> [Your goal]
Transcribe the tail of the listing: start at the line containing "Enumerate this screenshot's" and stop after the last line, keeping every character as is and adding nothing.

[Figure contents as structured data]
========================================
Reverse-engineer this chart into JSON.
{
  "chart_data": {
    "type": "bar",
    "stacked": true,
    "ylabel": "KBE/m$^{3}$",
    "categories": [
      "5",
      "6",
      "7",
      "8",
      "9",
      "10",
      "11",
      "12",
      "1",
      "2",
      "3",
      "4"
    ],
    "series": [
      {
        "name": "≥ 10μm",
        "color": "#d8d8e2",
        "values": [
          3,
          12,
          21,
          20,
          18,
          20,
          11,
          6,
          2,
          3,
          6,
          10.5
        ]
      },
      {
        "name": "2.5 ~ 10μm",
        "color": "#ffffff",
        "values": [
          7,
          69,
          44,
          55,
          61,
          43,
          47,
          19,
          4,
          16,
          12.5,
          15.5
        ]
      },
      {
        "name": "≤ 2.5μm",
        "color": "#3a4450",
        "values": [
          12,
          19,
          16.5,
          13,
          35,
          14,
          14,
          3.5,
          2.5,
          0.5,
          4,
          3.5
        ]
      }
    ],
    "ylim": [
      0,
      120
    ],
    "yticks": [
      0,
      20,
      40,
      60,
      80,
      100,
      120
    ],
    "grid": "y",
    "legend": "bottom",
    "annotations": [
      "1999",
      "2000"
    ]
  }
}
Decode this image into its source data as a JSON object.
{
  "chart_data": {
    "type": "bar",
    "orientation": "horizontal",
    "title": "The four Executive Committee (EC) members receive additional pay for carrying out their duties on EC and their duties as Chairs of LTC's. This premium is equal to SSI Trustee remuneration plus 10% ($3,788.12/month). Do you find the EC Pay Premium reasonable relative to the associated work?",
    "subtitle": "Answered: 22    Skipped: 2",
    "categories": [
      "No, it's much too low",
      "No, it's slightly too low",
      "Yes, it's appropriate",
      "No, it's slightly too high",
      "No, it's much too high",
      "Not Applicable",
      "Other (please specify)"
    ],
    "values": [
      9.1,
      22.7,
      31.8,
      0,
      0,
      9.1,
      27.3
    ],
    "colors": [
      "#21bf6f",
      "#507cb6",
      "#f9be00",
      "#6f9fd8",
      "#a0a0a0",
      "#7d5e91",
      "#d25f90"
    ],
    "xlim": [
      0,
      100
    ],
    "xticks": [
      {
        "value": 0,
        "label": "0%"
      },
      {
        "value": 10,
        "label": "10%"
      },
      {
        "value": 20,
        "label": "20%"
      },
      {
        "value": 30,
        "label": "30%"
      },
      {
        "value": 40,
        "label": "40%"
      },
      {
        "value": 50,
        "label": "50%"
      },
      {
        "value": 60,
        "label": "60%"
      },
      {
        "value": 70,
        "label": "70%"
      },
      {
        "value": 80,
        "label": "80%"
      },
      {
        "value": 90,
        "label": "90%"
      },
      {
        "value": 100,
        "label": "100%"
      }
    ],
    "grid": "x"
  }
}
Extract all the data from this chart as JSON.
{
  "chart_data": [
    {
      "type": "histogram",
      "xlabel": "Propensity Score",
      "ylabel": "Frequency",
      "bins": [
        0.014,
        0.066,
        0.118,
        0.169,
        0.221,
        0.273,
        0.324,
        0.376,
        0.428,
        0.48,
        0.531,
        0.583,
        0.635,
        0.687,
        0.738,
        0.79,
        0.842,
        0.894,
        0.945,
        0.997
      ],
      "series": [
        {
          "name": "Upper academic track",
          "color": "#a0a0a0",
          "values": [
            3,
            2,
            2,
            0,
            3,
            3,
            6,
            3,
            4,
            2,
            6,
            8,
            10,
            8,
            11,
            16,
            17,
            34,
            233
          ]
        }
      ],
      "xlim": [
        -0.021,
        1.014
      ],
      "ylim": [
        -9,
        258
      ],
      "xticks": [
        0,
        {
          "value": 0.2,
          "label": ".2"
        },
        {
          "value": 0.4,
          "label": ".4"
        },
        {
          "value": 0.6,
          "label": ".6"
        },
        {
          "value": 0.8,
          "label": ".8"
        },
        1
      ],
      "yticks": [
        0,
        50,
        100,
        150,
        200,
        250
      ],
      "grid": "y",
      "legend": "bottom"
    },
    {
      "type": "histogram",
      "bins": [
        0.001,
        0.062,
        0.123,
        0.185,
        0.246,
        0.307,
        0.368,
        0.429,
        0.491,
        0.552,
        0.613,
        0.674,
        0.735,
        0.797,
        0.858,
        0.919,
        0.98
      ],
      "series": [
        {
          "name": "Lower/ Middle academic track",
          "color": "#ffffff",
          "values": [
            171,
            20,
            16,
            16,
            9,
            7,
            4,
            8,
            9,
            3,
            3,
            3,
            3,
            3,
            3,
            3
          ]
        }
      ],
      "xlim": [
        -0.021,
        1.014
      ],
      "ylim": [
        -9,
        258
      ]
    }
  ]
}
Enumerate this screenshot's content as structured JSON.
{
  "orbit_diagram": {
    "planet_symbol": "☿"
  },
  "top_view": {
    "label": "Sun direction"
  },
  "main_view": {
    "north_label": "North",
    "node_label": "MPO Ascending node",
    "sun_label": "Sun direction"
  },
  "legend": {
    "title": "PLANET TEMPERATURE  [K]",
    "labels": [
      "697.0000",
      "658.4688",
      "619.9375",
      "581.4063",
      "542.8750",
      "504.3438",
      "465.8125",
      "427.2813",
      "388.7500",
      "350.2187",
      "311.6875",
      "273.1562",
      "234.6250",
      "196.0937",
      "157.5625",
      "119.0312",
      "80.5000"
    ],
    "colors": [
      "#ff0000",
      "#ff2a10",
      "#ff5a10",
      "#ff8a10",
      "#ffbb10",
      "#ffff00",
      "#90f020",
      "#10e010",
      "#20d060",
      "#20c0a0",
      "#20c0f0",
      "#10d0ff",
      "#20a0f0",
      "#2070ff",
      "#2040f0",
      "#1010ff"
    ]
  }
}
========================================
> [Exercise answer]
Enumerate this screenshot's content as structured JSON.
{
  "orbit_diagram": {
    "planet_symbol": "☿"
  },
  "top_view": {
    "label": "Sun direction"
  },
  "main_view": {
    "north_label": "North",
    "node_label": "MPO Ascending node",
    "sun_label": "Sun direction"
  },
  "legend": {
    "title": "PLANET TEMPERATURE  [K]",
    "labels": [
      "697.0000",
      "658.4688",
      "619.9375",
      "581.4063",
      "542.8750",
      "504.3438",
      "465.8125",
      "427.2813",
      "388.7500",
      "350.2187",
      "311.6875",
      "273.1562",
      "234.6250",
      "196.0937",
      "157.5625",
      "119.0312",
      "80.5000"
    ],
    "colors": [
      "#ff0000",
      "#ff2a10",
      "#ff5a10",
      "#ff8a10",
      "#ffbb10",
      "#ffff00",
      "#90f020",
      "#10e010",
      "#20d060",
      "#20c0a0",
      "#20c0f0",
      "#10d0ff",
      "#20a0f0",
      "#2070ff",
      "#2040f0",
      "#1010ff"
    ]
  }
}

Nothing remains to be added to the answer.